* Work to complete
Without changing a character, return the entries, but not the images they hold.

* Records for this exercise
═══

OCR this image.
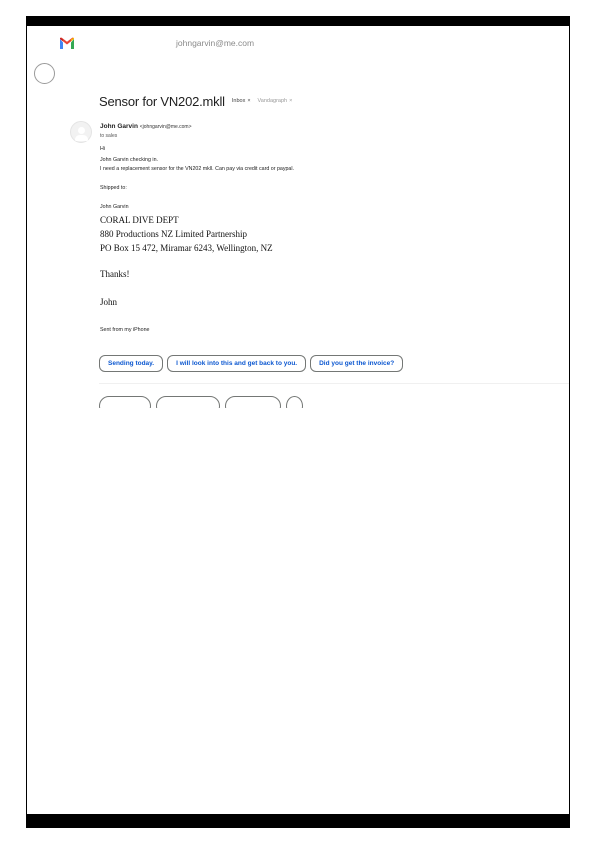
johngarvin@me.com
Sensor for VN202.mkll Inbox × Vandagraph ×
John Garvin <johngarvin@me.com>
to sales
Hi
John Garvin checking in.
I need a replacement sensor for the VN202 mkll. Can pay via credit card or paypal.
Shipped to:
John Garvin
CORAL DIVE DEPT
880 Productions NZ Limited Partnership
PO Box 15 472, Miramar 6243, Wellington, NZ
Thanks!
John
Sent from my iPhone
Sending today.	I will look into this and get back to you.	Did you get the invoice?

═══

* Expected output
OCR this image.
johngarvin@me.com
Sensor for VN202.mkll Inbox × Vandagraph ×
John Garvin <johngarvin@me.com>
to sales
Hi
John Garvin checking in.
I need a replacement sensor for the VN202 mkll. Can pay via credit card or paypal.
Shipped to:
John Garvin
CORAL DIVE DEPT
880 Productions NZ Limited Partnership
PO Box 15 472, Miramar 6243, Wellington, NZ
Thanks!
John
Sent from my iPhone
Sending today.	I will look into this and get back to you.	Did you get the invoice?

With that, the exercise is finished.